◆ WHAT IS ASKED
Can you find the lines of the listing that include "فلسفة" and copy every one?

Collected data:

-- START --

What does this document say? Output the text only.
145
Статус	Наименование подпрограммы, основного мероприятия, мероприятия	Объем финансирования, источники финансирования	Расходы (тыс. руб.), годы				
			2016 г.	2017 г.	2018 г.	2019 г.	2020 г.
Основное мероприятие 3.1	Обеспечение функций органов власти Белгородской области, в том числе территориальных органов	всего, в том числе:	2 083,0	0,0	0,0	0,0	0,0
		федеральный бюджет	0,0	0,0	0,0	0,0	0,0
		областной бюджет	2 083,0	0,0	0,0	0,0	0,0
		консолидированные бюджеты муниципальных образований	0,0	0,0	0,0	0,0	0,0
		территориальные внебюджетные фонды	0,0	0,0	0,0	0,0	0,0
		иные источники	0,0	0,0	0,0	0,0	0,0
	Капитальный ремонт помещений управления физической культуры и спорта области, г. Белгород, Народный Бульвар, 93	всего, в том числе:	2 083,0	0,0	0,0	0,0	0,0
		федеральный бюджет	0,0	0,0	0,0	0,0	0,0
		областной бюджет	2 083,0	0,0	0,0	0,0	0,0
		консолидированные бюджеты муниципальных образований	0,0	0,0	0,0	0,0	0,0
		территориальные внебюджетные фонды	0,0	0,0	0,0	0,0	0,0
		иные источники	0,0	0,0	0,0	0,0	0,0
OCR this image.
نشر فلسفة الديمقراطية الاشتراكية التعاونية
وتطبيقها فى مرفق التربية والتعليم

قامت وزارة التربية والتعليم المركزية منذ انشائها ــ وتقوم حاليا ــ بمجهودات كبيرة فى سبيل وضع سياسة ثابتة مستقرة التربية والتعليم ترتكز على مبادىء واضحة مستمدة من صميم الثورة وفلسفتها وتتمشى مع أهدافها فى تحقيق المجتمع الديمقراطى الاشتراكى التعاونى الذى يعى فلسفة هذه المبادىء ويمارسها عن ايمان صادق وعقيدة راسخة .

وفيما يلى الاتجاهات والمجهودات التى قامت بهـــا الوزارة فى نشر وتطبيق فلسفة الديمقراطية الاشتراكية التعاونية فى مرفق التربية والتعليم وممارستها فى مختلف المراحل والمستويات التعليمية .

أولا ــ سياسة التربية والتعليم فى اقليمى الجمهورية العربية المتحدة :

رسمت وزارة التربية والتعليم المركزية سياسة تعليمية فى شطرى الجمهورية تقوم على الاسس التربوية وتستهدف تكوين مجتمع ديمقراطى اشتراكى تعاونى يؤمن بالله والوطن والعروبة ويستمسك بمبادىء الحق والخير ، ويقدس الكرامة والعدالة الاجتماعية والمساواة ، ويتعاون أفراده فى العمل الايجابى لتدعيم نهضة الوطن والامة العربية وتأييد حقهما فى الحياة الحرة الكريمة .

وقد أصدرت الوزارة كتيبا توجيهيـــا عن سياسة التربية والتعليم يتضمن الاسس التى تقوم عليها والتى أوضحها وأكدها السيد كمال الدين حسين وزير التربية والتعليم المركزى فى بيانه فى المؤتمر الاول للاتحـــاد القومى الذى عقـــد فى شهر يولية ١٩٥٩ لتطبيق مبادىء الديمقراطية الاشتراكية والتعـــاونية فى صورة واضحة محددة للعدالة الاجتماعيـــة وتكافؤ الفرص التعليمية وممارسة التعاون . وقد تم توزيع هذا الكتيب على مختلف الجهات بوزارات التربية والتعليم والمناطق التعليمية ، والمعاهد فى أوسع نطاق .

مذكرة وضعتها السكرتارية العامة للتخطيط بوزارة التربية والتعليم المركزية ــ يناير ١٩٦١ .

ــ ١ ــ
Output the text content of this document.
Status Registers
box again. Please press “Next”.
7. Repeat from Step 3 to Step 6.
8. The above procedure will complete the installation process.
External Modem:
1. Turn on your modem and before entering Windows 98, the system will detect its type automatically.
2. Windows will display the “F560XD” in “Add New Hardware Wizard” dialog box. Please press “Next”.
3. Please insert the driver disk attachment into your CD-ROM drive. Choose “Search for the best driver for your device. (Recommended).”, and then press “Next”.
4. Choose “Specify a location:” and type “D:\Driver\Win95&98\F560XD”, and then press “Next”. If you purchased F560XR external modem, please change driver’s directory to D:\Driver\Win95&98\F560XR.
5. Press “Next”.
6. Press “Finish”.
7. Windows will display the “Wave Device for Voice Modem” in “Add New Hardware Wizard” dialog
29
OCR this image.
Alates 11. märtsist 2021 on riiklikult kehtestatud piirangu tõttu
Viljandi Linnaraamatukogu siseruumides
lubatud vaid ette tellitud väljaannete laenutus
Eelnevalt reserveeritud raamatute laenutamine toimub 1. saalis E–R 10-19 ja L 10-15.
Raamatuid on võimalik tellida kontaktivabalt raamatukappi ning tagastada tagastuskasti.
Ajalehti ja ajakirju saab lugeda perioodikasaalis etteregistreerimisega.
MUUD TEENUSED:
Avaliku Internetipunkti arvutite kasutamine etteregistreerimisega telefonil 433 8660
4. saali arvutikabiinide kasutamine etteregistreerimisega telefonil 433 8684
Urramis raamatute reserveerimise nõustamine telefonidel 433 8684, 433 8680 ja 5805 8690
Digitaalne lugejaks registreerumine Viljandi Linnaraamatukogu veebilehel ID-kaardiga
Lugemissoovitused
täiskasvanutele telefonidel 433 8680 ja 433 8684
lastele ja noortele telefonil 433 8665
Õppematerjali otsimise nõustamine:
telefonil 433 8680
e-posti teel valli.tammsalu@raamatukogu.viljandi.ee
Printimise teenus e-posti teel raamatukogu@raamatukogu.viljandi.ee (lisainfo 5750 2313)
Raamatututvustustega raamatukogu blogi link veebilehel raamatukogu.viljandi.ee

-- END --

◆ CORRECT RESULT
نشر فلسفة الديمقراطية الاشتراكية التعاونية
قامت وزارة التربية والتعليم المركزية منذ انشائها ــ وتقوم حاليا ــ بمجهودات كبيرة فى سبيل وضع سياسة ثابتة مستقرة التربية والتعليم ترتكز على مبادىء واضحة مستمدة من صميم الثورة وفلسفتها وتتمشى مع أهدافها فى تحقيق المجتمع الديمقراطى الاشتراكى التعاونى الذى يعى فلسفة هذه المبادىء ويمارسها عن ايمان صادق وعقيدة راسخة .
وفيما يلى الاتجاهات والمجهودات التى قامت بهـــا الوزارة فى نشر وتطبيق فلسفة الديمقراطية الاشتراكية التعاونية فى مرفق التربية والتعليم وممارستها فى مختلف المراحل والمستويات التعليمية .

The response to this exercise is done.